=== Task A ===
Retype the passage on Syria between "The world woke" and "the Iraqi Kurds?", inclusive.
=== Task B ===
In two sentences, sum up the passage on Syria.
=== Task C ===
Proceed with the passage on Syria, starting right after its last sentence.

=== Excerpt ===
>>>>>

Syrians asked for democracy, more democracy, but their leader said, “Nope. Don’t think so.” Some of his people do not want to live under his regime, so now they’re called rebels and terrorists. They are modern David’s throwing stones at Goliath. The world watched the stone lobbing. Watched Russia come and defend their friend against the pitiful rebels. Sounds like the synopsis of some famous space movie, perhaps? The world watched and raised alarms, donated, wrote articles about it, and the US sent a few troops and munitions to help the rebels, all done very quietly, so as not to piss off the sleeping bears too much. (We’re done being government topplers. It looks good on paper, anyway.)
Meanwhile, human beings left their broken country seeking a place to lay their heads without fear of being shelled by rebels or their own country. Hospitals and fleeing convoys of buses were bombed. The world watched. The US said, “Hell no, you’re not coming in here, we don’t want your terrorists sneaking in under your robes. This is not our problem.”
The world woke up when the Syrian air force dropped chemical weapons on its own people. Suddenly Syria matters? Suddenly Syria matters. I guess gassing children to death is the threshold the world will take, echoes of the Iraqi Kurds?

<<<<<

Data excerpts

>>>>>

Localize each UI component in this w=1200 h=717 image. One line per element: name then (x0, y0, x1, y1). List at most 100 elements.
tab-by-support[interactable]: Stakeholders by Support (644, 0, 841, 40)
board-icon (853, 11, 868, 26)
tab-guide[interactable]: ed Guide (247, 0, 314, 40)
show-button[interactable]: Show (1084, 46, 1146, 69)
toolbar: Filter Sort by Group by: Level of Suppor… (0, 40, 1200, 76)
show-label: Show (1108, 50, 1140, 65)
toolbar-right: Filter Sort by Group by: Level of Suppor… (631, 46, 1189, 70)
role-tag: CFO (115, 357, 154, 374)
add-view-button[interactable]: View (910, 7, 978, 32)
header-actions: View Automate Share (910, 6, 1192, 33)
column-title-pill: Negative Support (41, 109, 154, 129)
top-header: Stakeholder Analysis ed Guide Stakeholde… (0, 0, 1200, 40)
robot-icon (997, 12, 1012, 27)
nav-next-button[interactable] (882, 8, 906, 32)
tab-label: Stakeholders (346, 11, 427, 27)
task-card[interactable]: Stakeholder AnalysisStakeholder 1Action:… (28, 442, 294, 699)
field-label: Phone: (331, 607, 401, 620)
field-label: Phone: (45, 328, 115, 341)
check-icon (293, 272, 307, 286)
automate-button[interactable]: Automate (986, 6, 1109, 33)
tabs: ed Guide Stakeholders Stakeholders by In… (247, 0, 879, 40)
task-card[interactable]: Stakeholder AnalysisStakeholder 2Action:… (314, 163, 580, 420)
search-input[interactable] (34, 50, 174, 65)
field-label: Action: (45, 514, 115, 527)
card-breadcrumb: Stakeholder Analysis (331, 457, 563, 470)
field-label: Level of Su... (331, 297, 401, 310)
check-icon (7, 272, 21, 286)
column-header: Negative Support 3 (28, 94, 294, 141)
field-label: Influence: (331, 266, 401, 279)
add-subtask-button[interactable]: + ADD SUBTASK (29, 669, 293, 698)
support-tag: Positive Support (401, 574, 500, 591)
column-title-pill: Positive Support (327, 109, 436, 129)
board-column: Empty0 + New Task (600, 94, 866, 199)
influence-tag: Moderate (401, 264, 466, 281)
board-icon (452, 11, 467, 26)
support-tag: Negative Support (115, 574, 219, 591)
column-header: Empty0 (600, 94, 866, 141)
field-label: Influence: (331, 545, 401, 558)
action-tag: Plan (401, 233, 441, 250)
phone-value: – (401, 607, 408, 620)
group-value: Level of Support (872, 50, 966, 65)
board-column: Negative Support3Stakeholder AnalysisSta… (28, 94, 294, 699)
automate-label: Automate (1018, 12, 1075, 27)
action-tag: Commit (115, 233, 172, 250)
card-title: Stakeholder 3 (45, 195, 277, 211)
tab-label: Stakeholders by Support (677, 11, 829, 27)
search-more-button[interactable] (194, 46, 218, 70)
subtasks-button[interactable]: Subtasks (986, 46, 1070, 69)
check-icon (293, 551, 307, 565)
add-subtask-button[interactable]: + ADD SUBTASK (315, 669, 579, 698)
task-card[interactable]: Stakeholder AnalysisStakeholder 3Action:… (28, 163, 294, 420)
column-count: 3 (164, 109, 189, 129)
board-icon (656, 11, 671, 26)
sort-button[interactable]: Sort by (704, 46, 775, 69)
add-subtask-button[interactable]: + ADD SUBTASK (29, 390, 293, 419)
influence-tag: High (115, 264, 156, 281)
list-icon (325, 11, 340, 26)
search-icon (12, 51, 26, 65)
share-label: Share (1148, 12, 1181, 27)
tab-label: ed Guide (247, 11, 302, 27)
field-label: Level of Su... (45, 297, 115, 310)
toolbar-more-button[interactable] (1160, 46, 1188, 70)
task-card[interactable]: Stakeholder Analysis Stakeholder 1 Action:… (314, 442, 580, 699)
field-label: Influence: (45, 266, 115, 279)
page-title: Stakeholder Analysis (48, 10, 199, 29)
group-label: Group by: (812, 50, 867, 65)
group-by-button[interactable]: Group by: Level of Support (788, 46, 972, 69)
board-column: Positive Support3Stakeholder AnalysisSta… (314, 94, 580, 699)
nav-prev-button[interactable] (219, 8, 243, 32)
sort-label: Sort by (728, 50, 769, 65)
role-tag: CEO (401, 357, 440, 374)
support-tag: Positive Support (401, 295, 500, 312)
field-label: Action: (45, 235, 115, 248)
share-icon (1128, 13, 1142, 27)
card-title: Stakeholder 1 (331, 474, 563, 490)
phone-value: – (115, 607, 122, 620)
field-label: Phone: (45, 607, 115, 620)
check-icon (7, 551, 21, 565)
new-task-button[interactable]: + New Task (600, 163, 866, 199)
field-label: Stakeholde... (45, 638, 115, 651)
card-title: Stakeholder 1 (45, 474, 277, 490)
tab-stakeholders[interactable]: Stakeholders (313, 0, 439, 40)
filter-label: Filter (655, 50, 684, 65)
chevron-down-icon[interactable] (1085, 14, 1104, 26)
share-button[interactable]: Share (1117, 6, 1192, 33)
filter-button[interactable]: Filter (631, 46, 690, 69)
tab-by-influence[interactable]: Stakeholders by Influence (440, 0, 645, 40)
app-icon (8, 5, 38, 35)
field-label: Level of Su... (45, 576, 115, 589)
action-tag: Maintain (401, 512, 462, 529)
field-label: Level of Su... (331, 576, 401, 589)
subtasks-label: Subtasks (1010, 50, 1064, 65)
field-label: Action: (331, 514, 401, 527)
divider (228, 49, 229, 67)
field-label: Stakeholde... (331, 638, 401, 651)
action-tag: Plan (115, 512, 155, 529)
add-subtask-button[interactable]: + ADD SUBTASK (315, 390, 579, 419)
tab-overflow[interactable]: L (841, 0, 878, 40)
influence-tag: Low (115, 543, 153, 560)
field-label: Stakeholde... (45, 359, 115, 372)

<<<<<

=== Result A ===
The world woke up when the Syrian air force dropped chemical weapons on its own people. Suddenly Syria matters? Suddenly Syria matters. I guess gassing children to death is the threshold the world will take, echoes of the Iraqi Kurds?

=== Result B ===
Syrians asked for more democracy and their leader refused, so those who opposed him were labeled rebels and terrorists, and Russia defended the regime while the US quietly sent a few troops and munitions to help the rebels. People fleeing the bombing of hospitals and bus convoys were refused entry by the US, and the world only woke up when the Syrian air force dropped chemical weapons on its own people.

=== Result C ===
If there was a peaceful way to overthrow the leader of Syria, the world would have been all for it, but he chose to clamp down on his people, to dig in, ready for a fight. If there was a peaceful way to end the conflict, I would be all for it. But in my world, peace doesn’t mean, “It’s not my war, it’s not my problem, I can’t get involved, peace at all costs.” The chasm inside me that I’m walking around with is ready to swallow me whole because asking the world to come to the aid of Syrians means our young men and women might die in the process.
One does not happily ask for war. I can only hope the world comes together and puts enough pressure on the leader of Syria that he and his family find themselves … elsewhere.